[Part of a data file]
────────
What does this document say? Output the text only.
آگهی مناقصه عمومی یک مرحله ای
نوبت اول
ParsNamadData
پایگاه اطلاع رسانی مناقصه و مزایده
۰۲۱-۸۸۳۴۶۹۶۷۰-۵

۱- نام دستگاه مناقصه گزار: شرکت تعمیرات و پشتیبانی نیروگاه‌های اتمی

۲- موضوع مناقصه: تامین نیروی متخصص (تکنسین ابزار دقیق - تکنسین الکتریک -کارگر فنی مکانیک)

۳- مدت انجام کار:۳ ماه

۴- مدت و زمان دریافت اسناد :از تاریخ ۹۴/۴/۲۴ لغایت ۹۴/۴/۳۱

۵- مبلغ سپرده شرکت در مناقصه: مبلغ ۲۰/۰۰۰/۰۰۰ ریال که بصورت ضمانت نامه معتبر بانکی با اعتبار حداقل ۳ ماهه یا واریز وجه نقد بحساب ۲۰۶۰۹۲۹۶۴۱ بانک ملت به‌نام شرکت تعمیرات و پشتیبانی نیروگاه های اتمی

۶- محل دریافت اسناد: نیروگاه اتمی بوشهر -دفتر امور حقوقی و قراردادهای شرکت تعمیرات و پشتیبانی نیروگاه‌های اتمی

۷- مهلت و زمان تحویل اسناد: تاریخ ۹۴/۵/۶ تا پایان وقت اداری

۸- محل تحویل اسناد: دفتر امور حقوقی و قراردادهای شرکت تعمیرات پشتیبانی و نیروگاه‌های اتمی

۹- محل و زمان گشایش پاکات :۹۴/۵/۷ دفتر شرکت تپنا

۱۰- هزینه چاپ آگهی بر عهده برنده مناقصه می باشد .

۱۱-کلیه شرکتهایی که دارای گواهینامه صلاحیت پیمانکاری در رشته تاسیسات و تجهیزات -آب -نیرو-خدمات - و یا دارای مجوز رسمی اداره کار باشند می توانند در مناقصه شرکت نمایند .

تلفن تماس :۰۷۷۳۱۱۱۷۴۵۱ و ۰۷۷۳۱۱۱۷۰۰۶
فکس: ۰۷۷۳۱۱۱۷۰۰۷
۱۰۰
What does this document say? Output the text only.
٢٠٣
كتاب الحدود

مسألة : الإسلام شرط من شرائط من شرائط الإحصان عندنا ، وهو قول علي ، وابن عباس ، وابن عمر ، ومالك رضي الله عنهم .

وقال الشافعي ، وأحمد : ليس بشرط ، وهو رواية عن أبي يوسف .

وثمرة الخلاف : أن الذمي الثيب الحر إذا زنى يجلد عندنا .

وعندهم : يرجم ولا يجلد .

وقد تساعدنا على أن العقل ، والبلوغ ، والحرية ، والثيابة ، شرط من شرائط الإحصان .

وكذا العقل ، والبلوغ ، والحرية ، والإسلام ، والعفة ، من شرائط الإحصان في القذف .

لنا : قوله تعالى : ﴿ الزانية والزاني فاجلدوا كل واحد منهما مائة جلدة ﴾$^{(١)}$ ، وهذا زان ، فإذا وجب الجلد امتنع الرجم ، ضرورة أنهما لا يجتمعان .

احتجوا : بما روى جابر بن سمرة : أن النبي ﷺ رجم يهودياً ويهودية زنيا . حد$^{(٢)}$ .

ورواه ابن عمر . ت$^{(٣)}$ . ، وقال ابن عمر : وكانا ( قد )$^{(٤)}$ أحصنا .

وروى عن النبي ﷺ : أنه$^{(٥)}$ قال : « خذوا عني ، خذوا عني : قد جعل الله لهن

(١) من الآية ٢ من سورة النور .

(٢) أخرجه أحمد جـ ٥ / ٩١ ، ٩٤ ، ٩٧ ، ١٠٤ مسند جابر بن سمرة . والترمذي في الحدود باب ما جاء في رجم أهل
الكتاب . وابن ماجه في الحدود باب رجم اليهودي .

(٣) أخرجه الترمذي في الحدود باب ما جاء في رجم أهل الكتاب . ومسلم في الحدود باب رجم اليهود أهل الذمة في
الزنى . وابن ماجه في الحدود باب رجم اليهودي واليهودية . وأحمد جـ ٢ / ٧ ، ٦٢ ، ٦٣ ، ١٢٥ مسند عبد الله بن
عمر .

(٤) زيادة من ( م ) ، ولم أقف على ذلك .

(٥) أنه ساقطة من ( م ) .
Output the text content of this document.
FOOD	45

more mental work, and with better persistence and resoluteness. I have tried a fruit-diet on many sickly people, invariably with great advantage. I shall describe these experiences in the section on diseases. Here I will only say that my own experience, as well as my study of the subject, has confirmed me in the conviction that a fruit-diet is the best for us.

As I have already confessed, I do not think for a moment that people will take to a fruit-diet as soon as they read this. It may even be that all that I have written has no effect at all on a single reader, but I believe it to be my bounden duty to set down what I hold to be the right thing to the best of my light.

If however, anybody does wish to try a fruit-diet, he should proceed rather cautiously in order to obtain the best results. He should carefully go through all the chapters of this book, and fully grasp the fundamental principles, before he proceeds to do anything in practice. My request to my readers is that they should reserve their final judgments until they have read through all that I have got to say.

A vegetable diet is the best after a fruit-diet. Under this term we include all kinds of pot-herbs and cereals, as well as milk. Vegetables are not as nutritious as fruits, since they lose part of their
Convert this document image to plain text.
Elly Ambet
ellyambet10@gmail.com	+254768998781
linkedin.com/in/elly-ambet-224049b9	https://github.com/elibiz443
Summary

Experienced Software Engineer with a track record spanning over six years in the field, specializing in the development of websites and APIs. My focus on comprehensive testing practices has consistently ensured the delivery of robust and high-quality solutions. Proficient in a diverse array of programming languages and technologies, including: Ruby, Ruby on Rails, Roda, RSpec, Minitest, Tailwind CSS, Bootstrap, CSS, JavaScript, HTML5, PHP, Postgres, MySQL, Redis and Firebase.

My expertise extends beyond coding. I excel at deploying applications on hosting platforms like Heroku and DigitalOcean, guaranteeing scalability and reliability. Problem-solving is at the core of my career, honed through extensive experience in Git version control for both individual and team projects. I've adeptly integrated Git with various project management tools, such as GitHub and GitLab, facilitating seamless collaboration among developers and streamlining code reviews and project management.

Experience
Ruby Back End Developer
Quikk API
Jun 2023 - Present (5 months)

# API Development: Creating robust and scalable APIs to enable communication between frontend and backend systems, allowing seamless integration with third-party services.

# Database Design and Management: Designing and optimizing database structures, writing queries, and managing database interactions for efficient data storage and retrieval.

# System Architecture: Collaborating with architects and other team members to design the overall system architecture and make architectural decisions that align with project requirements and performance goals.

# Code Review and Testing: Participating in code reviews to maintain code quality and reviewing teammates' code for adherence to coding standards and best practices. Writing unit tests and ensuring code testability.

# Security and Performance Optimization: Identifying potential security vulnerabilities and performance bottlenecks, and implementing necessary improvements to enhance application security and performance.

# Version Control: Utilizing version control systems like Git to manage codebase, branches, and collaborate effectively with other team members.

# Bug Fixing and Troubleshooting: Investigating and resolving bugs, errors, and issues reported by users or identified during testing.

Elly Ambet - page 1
────────
[TASK OBJECTIVE] Look above for lines with the word "مسند" and copy them all.

[ANSWER TO THE EXERCISE]
(٢) أخرجه أحمد جـ ٥ / ٩١ ، ٩٤ ، ٩٧ ، ١٠٤ مسند جابر بن سمرة . والترمذي في الحدود باب ما جاء في رجم أهل
الزنى . وابن ماجه في الحدود باب رجم اليهودي واليهودية . وأحمد جـ ٢ / ٧ ، ٦٢ ، ٦٣ ، ١٢٥ مسند عبد الله بن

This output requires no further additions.